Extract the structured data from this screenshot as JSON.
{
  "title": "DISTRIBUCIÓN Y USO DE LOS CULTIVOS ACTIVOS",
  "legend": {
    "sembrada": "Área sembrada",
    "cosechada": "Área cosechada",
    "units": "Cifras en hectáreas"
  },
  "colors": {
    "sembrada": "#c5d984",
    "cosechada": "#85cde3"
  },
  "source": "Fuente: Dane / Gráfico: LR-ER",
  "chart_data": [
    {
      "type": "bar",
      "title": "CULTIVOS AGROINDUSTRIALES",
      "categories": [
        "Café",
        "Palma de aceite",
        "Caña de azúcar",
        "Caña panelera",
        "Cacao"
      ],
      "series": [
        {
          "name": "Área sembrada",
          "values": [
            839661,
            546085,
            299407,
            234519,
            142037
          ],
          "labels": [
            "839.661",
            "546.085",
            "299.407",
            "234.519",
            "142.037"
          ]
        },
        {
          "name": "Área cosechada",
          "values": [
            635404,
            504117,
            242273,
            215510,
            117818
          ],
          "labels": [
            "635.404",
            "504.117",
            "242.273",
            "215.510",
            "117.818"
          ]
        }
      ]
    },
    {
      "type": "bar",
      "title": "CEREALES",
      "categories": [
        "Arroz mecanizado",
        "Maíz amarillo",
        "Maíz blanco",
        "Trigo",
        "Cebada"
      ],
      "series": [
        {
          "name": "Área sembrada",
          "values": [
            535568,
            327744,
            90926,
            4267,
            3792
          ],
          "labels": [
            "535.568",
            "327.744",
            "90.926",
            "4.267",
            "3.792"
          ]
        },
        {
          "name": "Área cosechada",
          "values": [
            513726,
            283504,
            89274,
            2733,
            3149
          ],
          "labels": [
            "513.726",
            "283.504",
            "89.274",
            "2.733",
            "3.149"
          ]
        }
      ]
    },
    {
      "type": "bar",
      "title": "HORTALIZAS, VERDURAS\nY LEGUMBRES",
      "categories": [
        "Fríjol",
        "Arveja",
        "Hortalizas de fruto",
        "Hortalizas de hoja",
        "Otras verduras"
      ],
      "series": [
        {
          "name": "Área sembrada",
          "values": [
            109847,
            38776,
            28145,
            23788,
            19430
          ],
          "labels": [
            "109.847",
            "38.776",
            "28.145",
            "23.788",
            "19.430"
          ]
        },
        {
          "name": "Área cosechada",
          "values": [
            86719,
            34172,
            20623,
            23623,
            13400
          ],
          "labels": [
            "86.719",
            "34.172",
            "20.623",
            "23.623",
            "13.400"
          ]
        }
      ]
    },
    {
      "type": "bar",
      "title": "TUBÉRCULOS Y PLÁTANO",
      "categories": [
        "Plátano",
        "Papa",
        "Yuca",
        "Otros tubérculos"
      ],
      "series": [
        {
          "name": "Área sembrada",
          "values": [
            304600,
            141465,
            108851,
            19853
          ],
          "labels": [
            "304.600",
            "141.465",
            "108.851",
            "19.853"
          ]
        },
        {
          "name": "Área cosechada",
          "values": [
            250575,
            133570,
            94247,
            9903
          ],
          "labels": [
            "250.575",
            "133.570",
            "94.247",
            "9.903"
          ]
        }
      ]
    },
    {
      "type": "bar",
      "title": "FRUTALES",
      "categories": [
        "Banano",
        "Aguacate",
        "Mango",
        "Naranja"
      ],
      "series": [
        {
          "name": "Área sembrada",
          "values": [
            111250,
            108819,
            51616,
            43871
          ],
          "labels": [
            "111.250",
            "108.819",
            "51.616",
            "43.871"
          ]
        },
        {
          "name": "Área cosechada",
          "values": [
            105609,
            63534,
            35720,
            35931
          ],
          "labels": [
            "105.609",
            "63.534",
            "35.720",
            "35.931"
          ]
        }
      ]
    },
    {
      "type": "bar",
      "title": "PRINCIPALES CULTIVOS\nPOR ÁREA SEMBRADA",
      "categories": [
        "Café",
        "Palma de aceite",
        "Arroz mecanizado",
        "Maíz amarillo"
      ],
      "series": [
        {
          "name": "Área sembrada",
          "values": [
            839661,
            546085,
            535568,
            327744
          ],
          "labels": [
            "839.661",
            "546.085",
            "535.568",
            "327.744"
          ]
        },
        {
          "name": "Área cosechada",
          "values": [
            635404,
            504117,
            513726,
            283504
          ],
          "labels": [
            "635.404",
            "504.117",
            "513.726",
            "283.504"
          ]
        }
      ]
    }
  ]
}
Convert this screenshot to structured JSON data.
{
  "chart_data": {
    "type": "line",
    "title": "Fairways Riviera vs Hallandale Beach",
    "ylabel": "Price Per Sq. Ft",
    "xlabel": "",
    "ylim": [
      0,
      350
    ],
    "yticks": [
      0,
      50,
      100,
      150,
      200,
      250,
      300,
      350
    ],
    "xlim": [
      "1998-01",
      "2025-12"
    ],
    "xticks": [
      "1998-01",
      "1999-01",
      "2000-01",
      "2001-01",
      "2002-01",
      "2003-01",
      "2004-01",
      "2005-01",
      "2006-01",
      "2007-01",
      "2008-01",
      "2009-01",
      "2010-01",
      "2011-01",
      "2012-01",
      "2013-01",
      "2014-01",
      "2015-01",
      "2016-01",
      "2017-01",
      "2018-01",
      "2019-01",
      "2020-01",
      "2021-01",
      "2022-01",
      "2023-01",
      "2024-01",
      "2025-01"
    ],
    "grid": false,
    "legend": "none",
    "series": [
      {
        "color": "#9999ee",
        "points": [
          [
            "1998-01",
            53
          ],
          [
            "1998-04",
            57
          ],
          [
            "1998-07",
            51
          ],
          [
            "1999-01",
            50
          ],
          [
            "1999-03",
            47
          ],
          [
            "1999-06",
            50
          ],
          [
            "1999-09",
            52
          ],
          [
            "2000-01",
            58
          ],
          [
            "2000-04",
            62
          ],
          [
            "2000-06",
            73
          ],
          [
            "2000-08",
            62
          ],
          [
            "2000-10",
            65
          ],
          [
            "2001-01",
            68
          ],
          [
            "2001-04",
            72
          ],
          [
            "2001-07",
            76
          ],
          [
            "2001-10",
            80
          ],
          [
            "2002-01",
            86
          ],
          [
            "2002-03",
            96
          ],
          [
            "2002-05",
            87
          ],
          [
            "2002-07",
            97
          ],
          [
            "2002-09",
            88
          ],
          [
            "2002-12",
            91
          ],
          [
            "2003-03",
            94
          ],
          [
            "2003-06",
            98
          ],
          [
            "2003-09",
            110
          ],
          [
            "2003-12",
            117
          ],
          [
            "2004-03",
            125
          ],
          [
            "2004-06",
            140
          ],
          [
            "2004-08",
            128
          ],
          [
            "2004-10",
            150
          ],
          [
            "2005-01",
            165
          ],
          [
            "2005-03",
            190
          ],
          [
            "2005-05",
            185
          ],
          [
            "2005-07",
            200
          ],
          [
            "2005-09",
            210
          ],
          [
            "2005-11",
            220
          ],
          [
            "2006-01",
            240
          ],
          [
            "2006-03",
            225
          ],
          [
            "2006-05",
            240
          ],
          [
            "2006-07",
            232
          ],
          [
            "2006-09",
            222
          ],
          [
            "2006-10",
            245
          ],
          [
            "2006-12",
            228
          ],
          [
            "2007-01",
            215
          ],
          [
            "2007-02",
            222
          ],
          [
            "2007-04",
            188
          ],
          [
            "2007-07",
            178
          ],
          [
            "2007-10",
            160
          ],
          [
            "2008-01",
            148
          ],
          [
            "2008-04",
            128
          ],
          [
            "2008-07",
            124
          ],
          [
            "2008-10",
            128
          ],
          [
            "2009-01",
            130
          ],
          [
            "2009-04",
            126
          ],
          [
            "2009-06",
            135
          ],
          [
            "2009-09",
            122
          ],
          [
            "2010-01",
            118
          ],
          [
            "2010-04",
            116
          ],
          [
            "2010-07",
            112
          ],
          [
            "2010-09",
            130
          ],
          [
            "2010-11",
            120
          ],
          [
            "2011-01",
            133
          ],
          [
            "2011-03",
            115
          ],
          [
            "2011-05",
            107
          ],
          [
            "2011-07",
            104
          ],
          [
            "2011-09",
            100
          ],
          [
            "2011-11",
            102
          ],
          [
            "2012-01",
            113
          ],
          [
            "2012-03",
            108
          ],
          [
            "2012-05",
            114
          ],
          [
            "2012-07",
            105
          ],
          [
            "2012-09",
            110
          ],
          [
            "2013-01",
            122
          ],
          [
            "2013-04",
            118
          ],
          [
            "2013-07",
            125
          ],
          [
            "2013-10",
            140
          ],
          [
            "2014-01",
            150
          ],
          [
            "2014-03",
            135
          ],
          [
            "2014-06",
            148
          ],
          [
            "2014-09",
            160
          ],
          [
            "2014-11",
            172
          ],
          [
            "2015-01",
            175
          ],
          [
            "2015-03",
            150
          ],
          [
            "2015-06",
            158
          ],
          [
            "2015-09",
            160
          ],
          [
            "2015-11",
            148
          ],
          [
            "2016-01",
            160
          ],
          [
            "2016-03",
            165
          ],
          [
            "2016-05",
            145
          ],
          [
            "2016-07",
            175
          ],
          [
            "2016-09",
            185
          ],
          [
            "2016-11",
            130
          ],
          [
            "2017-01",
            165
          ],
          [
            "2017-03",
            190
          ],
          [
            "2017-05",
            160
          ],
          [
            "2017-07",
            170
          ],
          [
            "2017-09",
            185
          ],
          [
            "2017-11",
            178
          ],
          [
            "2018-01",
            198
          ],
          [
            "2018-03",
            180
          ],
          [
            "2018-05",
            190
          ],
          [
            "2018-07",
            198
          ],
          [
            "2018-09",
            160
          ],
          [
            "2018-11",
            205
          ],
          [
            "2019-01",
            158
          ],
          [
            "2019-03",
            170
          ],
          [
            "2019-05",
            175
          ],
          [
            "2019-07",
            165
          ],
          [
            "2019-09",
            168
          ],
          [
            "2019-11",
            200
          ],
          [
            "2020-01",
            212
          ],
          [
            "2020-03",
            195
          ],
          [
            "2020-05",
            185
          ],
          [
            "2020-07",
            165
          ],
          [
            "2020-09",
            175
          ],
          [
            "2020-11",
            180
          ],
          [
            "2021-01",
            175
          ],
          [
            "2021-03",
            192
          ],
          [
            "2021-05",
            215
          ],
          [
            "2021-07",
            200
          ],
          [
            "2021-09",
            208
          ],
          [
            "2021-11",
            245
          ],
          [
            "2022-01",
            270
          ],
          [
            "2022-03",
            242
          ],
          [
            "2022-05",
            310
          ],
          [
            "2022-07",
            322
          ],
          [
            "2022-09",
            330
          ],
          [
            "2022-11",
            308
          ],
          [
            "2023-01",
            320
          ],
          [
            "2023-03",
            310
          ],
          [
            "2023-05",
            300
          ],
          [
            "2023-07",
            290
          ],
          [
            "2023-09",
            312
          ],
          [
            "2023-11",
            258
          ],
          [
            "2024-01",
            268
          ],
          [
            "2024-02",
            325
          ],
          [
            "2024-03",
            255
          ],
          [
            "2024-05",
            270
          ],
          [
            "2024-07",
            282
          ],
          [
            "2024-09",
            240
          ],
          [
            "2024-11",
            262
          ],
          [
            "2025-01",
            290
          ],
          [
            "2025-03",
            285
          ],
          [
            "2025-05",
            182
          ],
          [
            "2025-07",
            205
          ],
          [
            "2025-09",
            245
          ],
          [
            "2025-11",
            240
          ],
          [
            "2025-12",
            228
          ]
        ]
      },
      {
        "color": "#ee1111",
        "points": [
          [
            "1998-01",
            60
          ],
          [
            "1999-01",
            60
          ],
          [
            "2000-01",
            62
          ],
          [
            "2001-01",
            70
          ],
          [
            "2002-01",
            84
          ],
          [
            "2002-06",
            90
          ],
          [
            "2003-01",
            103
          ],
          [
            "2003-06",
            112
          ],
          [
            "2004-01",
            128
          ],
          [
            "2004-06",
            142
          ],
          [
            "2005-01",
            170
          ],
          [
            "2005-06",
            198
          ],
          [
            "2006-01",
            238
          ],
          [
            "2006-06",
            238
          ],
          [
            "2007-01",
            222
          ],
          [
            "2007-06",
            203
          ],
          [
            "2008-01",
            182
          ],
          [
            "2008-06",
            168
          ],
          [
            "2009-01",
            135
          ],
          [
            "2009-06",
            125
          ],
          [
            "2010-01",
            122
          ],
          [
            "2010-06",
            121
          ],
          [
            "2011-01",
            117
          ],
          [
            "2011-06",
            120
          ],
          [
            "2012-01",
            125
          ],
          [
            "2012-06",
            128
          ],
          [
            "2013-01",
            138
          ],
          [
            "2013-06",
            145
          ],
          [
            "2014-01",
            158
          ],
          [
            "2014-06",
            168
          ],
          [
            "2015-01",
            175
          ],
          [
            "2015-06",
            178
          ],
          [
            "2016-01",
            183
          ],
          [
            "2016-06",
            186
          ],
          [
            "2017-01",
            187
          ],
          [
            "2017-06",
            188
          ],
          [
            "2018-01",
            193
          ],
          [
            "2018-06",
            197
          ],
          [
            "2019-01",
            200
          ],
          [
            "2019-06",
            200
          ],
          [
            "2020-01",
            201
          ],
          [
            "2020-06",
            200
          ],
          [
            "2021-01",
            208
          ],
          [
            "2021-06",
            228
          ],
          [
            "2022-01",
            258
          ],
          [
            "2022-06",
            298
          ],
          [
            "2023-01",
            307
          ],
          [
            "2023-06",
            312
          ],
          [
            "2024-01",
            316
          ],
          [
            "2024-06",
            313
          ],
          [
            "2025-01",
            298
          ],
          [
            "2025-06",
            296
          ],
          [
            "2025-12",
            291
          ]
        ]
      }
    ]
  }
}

* EXERCISE OBJECTIVE:
Pick out every line with the string "this" and copy it.

* TASK OUTPUT:
Extract the structured data from this screenshot as JSON.
Convert this screenshot to structured JSON data.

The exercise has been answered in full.